Stated exercise:
Rewrite the lines from the one containing "- y-tick-label: 30: [85, 623, 127, 661]" through the end of the records as a numbered list, including both ends and omitting any blank lines.

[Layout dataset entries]
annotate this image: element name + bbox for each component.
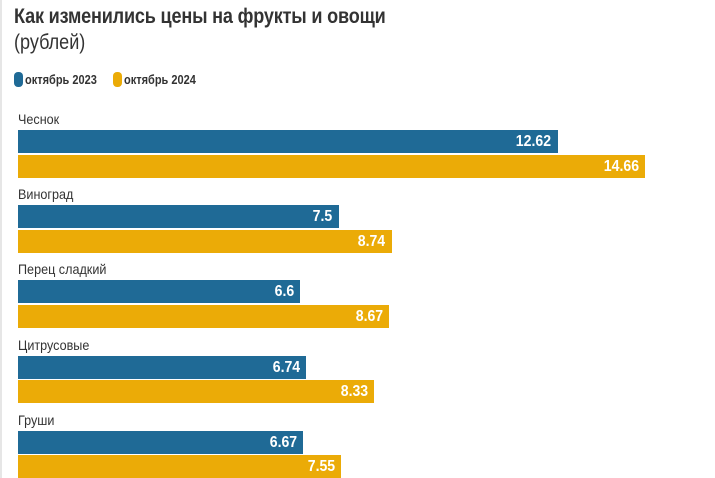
bar-value-label: 12.62 [516, 133, 552, 150]
bar-2024[interactable]: 8.67 [18, 304, 389, 328]
bar-2023[interactable]: 6.74 [18, 355, 307, 379]
bar-2023[interactable]: 12.62 [18, 130, 558, 153]
bar-value-label: 7.5 [313, 208, 333, 226]
chart-subtitle: (рублей) [14, 31, 86, 54]
bar-value-label: 6.67 [269, 433, 298, 451]
bar-2023[interactable]: 6.6 [18, 280, 301, 304]
chart-title: Как изменились цены на фрукты и овощи [14, 5, 386, 28]
bar-2023[interactable]: 6.67 [18, 430, 304, 454]
bar-value-label: 8.74 [358, 232, 386, 250]
category-label: Цитрусовые [18, 336, 90, 353]
bar-2024[interactable]: 8.33 [18, 380, 375, 404]
category-label: Виноград [18, 186, 74, 203]
bar-2024[interactable]: 7.55 [18, 455, 341, 478]
bar-2024[interactable]: 14.66 [18, 154, 645, 178]
legend-item-2024[interactable]: октябрь 2024 [112, 72, 198, 87]
bar-value-label: 8.67 [355, 307, 383, 325]
category-label: Перец сладкий [18, 261, 107, 278]
left-border-rule [0, 0, 2, 478]
bar-2023[interactable]: 7.5 [18, 205, 339, 229]
legend-swatch-2023 [14, 72, 23, 87]
legend: октябрь 2023 октябрь 2024 [14, 72, 201, 87]
category-label: Груши [18, 411, 55, 428]
bar-value-label: 6.74 [272, 358, 301, 376]
legend-label-2023: октябрь 2023 [25, 72, 97, 87]
bar-value-label: 14.66 [603, 157, 639, 175]
bar-value-label: 8.33 [340, 383, 369, 401]
category-label: Чеснок [18, 111, 60, 127]
legend-item-2023[interactable]: октябрь 2023 [14, 72, 99, 87]
legend-swatch-2024 [112, 72, 122, 87]
bar-2024[interactable]: 8.74 [18, 229, 392, 253]
legend-label-2024: октябрь 2024 [123, 72, 196, 87]
bar-value-label: 7.55 [307, 458, 335, 476]
bar-value-label: 6.6 [274, 283, 295, 301]
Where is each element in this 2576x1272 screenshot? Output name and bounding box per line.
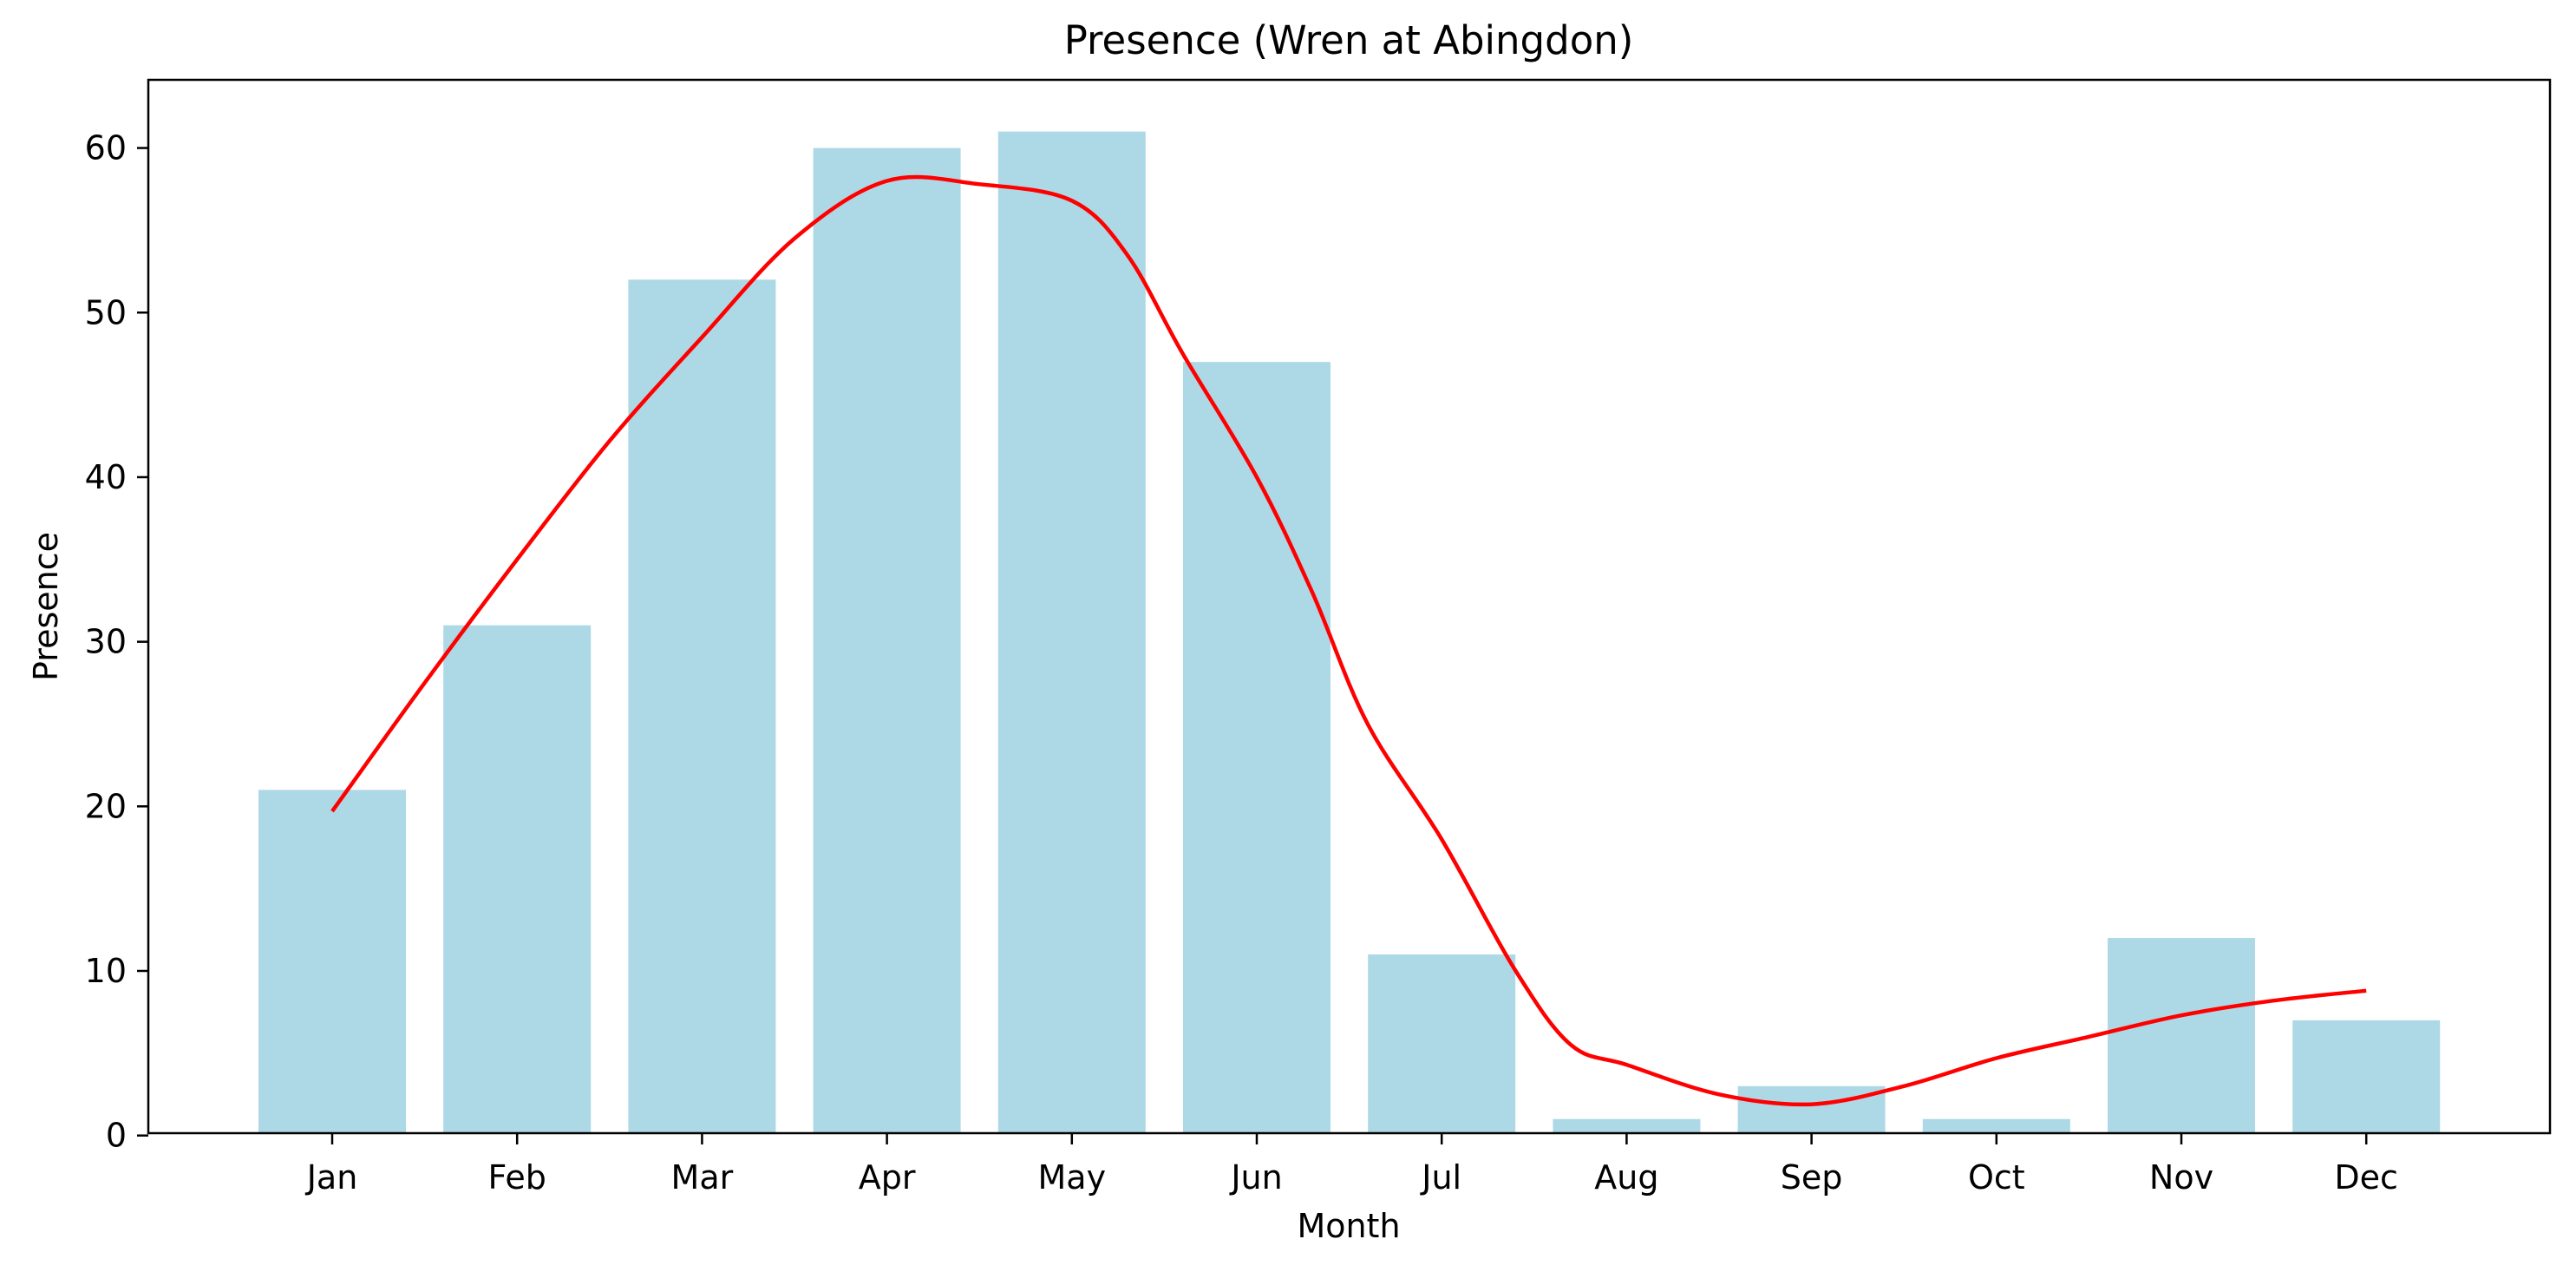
- y-tick-label: 30: [85, 623, 127, 661]
- y-tick-label: 20: [85, 787, 127, 825]
- x-tick-label-oct: Oct: [1968, 1158, 2025, 1197]
- bar-feb: [443, 625, 592, 1133]
- x-tick-label-aug: Aug: [1594, 1158, 1658, 1197]
- bar-jun: [1183, 362, 1330, 1133]
- y-tick-label: 40: [85, 458, 127, 496]
- y-tick-label: 0: [106, 1117, 127, 1155]
- y-tick-label: 60: [85, 129, 127, 167]
- bar-sep: [1737, 1085, 1886, 1133]
- x-tick-label-feb: Feb: [488, 1158, 546, 1197]
- chart-title: Presence (Wren at Abingdon): [1064, 17, 1634, 63]
- x-tick-label-mar: Mar: [671, 1158, 734, 1197]
- x-tick-label-nov: Nov: [2149, 1158, 2213, 1197]
- bar-nov: [2108, 938, 2255, 1133]
- x-axis: Jan Feb Mar Apr May Jun Jul Aug Sep Oct Nov Dec: [305, 1133, 2398, 1197]
- bar-may: [997, 131, 1146, 1134]
- bar-jan: [258, 790, 406, 1133]
- x-tick-label-jun: Jun: [1229, 1158, 1282, 1197]
- bar-group: [258, 131, 2441, 1134]
- bar-apr: [813, 148, 961, 1134]
- x-tick-label-dec: Dec: [2334, 1158, 2398, 1197]
- bar-dec: [2292, 1020, 2441, 1133]
- x-tick-label-jan: Jan: [305, 1158, 358, 1197]
- bar-aug: [1553, 1118, 1701, 1133]
- y-tick-label: 50: [85, 293, 127, 331]
- plot-frame: [147, 78, 2552, 1135]
- bar-mar: [628, 279, 776, 1133]
- x-tick-label-may: May: [1038, 1158, 1107, 1197]
- y-axis-title: Presence: [27, 532, 65, 681]
- x-tick-label-jul: Jul: [1420, 1158, 1461, 1197]
- y-axis: 0 10 20 30 40 50 60: [85, 129, 148, 1155]
- bar-oct: [1922, 1118, 2070, 1133]
- y-tick-label: 10: [85, 952, 127, 990]
- x-tick-label-sep: Sep: [1781, 1158, 1843, 1197]
- bar-jul: [1368, 954, 1516, 1133]
- x-tick-label-apr: Apr: [859, 1158, 916, 1197]
- trend-line: [330, 174, 2367, 1107]
- x-axis-title: Month: [1297, 1207, 1400, 1245]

Output for this task:
1. - y-tick-label: 30: [85, 623, 127, 661]
2. - y-tick-label: 20: [85, 787, 127, 825]
3. - x-tick-label-oct: Oct: [1968, 1158, 2025, 1197]
4. - bar-feb: [443, 625, 592, 1133]
5. - x-tick-label-aug: Aug: [1594, 1158, 1658, 1197]
6. - bar-jun: [1183, 362, 1330, 1133]
7. - y-tick-label: 40: [85, 458, 127, 496]
8. - y-tick-label: 0: [106, 1117, 127, 1155]
9. - y-tick-label: 60: [85, 129, 127, 167]
10. - bar-sep: [1737, 1085, 1886, 1133]
11. - x-tick-label-feb: Feb: [488, 1158, 546, 1197]
12. - chart-title: Presence (Wren at Abingdon): [1064, 17, 1634, 63]
13. - x-tick-label-mar: Mar: [671, 1158, 734, 1197]
14. - x-tick-label-nov: Nov: [2149, 1158, 2213, 1197]
15. - bar-nov: [2108, 938, 2255, 1133]
16. - x-axis: Jan Feb Mar Apr May Jun Jul Aug Sep Oct Nov Dec: [305, 1133, 2398, 1197]
17. - bar-may: [997, 131, 1146, 1134]
18. - bar-jan: [258, 790, 406, 1133]
19. - x-tick-label-jun: Jun: [1229, 1158, 1282, 1197]
20. - bar-group: [258, 131, 2441, 1134]
21. - bar-apr: [813, 148, 961, 1134]
22. - x-tick-label-dec: Dec: [2334, 1158, 2398, 1197]
23. - bar-dec: [2292, 1020, 2441, 1133]
24. - x-tick-label-jan: Jan: [305, 1158, 358, 1197]
25. - bar-aug: [1553, 1118, 1701, 1133]
26. - y-tick-label: 50: [85, 293, 127, 331]
27. - plot-frame: [147, 78, 2552, 1135]
28. - bar-mar: [628, 279, 776, 1133]
29. - x-tick-label-may: May: [1038, 1158, 1107, 1197]
30. - y-axis-title: Presence: [27, 532, 65, 681]
31. - x-tick-label-jul: Jul: [1420, 1158, 1461, 1197]
32. - y-axis: 0 10 20 30 40 50 60: [85, 129, 148, 1155]
33. - bar-oct: [1922, 1118, 2070, 1133]
34. - y-tick-label: 10: [85, 952, 127, 990]
35. - x-tick-label-sep: Sep: [1781, 1158, 1843, 1197]
36. - bar-jul: [1368, 954, 1516, 1133]
37. - x-tick-label-apr: Apr: [859, 1158, 916, 1197]
38. - trend-line: [330, 174, 2367, 1107]
39. - x-axis-title: Month: [1297, 1207, 1400, 1245]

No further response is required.